▶ Extrait du texte
────────────────

Descendre la rivière Puvirnituq

Située à 1 800 km au nord de Montréal, la rivière Puvirnituq est la plus septentrionale des rivières du Québec. Elle offre un contact direct avec la puissance brute des éléments et avec 30 000 km2 de bassin versant, elle est presque aussi grosse que la rivière George!

Prenant sa source tout près du parc national des Pingualuit, cette rivière de 420 km coule vers le sud-ouest pour atteindre la baie d’Hudson au 60e parallèle. Ajoutez à cela une température moyenne de sept degrés Celsius et des vents glacials qui soufflent « normalement » entre 40 et 50 km/h, c’est sans exagérer un terrain de jeu qui ne permet aucune erreur.   

L’objectif de notre voyage sur cette rivière est d’en faire le relevé et de produire un protocole de sécurité pour sa descente pour le compte du parc national des Pingualuit et de la communauté inuite de Kangiqsujuaq, afin d’évaluer le potentiel touristique de ce cours d’eau. La rivière Puvirnituq, avec les rivières Koroc et à l’Eau Claire, sont les trois seules rivières du Nunavik qui ont obtenu la cote de cinq étoiles dans le guide des parcours canotables du Québec et sont aujourd’hui au cœur de trois parcs nationaux récemment créés par Nunavik Parks. Cette cote de paysages de cinq étoiles est édifiante et signifie : « Scènes grandioses, parmi les plus belles du territoire québécois. Des paysages exceptionnels qui inspirent le respect et suscitent l'émerveillement. »

────────────────

▶ Documents présentés
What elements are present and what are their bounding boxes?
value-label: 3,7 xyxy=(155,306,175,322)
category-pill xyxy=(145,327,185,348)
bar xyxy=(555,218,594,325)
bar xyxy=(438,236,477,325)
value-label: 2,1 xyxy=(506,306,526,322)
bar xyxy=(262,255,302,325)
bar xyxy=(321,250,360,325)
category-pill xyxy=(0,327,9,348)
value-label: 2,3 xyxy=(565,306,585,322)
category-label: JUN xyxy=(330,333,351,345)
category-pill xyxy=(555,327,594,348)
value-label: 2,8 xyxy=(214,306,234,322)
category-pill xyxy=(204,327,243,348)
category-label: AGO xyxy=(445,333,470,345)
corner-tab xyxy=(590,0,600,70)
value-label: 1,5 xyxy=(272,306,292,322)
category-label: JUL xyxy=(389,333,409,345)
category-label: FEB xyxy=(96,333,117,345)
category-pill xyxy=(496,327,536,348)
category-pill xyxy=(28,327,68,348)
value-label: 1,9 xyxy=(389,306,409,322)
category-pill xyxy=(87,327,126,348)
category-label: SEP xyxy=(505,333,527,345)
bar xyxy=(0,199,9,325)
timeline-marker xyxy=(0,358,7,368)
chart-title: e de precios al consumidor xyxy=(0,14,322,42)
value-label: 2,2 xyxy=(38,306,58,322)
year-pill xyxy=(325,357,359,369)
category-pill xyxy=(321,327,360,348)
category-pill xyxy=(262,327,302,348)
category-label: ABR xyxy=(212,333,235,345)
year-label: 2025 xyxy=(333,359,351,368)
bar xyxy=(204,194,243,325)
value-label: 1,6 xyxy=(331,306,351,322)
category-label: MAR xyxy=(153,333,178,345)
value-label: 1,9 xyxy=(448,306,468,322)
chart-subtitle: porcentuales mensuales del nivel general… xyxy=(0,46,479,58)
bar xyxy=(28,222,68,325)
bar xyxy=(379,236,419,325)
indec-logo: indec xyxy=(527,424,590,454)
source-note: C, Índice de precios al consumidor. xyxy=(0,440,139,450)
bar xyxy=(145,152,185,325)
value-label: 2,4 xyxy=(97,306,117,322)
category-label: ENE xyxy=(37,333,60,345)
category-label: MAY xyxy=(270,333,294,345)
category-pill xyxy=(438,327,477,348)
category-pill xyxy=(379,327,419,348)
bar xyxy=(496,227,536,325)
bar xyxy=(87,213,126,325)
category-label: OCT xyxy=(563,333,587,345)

────────────────

▶ Consignes
Poursuivez le texte sur la descente de la rivière Puvirnituq en reprenant juste après sa dernière phrase.

▶ Résultat obtenu
Partis de Kuujjuaq le 28 juin, nous sommes dans le parc national des Pingualuit depuis sept jours. En trois jours, nous avons avancé de seulement huit kilomètres. Le vent souffle toujours à 60 km/h, mais heureusement il ne pleut plus… il grêle! On est tous d’accord pour dire que ça n’a aucun bon sens de partir dans ces conditions, mais tannés d’être dans nos tentes, on décide quand même d’essayer. Deux heures plus tard, on se retrouve sur la glace en train de tirer notre canot, avec de la grêle en pleine figure. Pieds et mains gelés, on avance tranquillement sur la glace qui craque sous nos pieds. Vers 15 h, le vent tombe, ce qui nous permet d’avironner dans une bande d’eau libre sur les bords, pour faire les 22 km de lacs qu’il nous restait à franchir pour atteindre la rivière Puvirnituq à 22 h 30.

UNGAVA

« Nom inuit qui évoque le mystère, l’endroit où résident les Anciens, la terre où la fragilité de la vie fait contraste avec la dureté du climat. Ici on ne défie pas les éléments : on les respecte, sous peine d’y perdre la vie. Le visiteur qui possède l’humilité de l’âme, l’ouverture du cœur et la vitalité du corps sera choyé par la terre et par le ciel. À chaque coup d’aviron, à chaque instant dans l’attente d’un vent plus clément, à chaque fois que le soleil le bénira de sa courte présence, une parcelle de sagesse lui sera accessible. Au pays des aurores boréales où tout est au-dessus de la dimension humaine, les aventuriers d’occasion sont exclus. Ici n’est pas la place pour prouver quoi que ce soit. Les Inuits, gardiens de cet endroit, peuvent en témoigner. »

– Extrait du guide des parcours canotables du Québec (FQCK).

Enfin les lacs sont derrière nous, mais demain c’est la section la plus technique de la rivière qui nous attend. Étant seuls ici, voyageant dans notre canot duo, on n’a vraiment aucun droit à l’erreur.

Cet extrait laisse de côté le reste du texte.